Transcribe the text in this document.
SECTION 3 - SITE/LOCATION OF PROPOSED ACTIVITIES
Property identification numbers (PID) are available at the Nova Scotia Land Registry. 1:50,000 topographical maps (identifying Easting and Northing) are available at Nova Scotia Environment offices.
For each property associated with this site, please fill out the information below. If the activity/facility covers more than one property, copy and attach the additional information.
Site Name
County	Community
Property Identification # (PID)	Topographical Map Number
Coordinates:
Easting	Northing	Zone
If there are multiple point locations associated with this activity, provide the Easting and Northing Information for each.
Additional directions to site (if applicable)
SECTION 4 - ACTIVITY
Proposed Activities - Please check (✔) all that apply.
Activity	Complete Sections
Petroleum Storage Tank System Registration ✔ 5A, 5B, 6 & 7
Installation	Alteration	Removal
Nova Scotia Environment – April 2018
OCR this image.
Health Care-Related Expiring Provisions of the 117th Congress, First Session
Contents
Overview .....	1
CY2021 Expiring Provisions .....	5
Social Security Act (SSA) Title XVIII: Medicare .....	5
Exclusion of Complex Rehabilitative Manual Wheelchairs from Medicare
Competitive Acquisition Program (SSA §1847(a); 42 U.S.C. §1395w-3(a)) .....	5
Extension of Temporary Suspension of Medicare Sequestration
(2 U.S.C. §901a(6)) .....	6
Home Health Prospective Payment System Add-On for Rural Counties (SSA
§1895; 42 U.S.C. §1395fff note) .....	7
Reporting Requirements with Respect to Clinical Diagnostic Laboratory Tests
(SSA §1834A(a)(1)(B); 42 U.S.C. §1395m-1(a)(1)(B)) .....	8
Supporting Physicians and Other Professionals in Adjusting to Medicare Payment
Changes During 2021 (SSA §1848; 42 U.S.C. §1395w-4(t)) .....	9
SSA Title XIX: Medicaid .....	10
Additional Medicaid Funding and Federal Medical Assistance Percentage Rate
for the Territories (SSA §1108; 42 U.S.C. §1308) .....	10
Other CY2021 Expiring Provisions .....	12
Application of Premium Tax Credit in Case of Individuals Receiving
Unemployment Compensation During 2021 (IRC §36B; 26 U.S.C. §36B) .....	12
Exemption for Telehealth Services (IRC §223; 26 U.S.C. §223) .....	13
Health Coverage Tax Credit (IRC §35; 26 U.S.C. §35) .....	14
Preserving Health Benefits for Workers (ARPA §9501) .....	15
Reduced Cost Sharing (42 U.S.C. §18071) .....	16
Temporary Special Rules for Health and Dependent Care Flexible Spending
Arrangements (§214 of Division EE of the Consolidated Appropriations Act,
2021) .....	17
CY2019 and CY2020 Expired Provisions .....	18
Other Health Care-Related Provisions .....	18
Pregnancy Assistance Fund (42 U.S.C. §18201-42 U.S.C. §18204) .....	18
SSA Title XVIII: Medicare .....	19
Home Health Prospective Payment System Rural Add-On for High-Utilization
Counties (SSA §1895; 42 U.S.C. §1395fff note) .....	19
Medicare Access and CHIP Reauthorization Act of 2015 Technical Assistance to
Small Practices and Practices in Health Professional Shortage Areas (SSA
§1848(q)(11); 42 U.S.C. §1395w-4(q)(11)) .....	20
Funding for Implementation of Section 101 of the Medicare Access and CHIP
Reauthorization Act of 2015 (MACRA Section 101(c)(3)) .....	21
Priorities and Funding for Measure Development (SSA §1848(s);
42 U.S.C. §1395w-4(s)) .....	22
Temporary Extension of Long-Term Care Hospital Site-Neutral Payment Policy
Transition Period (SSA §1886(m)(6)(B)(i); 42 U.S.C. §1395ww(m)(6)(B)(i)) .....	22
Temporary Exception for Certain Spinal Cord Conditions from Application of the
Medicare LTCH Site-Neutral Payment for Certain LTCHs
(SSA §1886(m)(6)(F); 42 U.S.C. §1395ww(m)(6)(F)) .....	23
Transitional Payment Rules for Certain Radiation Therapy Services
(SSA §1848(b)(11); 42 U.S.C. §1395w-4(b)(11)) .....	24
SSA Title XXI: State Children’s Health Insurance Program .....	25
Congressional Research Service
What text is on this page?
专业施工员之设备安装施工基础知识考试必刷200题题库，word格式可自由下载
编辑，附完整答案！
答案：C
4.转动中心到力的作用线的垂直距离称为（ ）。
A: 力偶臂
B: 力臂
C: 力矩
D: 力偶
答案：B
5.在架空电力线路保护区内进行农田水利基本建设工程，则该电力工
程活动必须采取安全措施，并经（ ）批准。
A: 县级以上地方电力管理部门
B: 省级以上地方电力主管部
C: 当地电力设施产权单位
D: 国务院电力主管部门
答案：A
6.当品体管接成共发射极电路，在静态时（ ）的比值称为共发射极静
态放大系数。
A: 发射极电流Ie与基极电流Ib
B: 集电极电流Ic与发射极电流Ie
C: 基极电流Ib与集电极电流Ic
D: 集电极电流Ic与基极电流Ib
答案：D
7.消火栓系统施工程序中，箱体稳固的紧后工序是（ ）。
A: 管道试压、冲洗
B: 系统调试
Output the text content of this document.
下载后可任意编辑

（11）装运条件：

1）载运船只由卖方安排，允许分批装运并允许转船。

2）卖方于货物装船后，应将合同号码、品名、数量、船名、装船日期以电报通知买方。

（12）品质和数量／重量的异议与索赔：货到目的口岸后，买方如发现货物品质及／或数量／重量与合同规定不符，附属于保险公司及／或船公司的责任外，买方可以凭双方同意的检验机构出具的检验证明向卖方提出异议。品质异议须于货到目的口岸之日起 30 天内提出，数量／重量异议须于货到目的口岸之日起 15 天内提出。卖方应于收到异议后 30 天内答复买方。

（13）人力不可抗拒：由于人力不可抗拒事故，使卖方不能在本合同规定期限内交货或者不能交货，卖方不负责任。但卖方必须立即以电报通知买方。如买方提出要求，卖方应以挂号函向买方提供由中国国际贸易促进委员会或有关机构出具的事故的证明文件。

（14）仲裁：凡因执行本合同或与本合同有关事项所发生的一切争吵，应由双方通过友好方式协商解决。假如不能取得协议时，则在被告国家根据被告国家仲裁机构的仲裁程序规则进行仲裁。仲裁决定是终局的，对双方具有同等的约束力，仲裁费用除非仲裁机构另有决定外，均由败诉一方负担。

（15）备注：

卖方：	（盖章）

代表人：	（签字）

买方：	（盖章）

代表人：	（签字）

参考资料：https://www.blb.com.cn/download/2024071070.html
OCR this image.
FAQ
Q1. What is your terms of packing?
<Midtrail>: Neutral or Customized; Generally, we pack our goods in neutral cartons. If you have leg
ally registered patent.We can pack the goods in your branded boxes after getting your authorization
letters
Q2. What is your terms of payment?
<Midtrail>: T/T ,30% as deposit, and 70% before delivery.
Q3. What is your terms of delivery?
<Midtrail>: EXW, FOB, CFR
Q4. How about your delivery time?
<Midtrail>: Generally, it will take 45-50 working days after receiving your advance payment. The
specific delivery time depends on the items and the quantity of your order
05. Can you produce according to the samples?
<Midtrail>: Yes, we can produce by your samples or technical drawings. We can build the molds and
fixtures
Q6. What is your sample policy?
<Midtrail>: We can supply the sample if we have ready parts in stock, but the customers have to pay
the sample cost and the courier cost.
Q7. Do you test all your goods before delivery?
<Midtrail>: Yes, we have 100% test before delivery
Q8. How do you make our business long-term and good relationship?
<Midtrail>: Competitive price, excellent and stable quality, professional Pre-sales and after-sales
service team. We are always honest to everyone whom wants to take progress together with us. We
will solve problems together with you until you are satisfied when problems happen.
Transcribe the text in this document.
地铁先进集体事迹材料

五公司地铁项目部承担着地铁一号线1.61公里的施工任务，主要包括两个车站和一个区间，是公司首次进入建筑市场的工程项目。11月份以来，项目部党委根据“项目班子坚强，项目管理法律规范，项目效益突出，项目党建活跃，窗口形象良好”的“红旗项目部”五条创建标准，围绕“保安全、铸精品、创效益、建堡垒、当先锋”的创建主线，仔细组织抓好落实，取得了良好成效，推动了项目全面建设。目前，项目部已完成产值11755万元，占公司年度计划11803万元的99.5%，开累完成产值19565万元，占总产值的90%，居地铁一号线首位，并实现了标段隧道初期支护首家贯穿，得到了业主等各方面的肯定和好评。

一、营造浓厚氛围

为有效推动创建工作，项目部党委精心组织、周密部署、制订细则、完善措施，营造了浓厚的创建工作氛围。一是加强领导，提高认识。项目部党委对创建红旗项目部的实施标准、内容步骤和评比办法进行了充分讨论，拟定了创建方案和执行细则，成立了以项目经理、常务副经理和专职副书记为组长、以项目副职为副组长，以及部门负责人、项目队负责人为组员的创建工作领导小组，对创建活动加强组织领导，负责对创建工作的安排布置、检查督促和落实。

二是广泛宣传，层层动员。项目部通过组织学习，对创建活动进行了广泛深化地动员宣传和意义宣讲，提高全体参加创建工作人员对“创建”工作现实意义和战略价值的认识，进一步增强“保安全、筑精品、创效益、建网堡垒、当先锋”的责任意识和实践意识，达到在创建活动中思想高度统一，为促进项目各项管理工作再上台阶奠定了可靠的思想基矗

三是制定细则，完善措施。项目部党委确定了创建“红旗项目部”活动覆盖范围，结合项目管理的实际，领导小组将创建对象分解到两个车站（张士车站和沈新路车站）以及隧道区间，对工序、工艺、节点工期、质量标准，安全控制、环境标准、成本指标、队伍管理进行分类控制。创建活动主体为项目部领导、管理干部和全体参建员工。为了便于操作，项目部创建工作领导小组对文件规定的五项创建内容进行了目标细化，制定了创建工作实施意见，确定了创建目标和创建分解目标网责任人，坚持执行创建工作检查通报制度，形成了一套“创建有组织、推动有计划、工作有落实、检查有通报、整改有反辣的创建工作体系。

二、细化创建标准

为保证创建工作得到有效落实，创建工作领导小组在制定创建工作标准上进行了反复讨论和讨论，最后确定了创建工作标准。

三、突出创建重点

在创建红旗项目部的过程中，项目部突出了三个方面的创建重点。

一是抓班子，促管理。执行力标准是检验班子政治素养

☆ ☆ ☆ ☆ ☆ ☆ ☆

• What is required: Copy, from the material, each line that holds the string "Prospective".

• Exercise answer:
Home Health Prospective Payment System Add-On for Rural Counties (SSA
Home Health Prospective Payment System Rural Add-On for High-Utilization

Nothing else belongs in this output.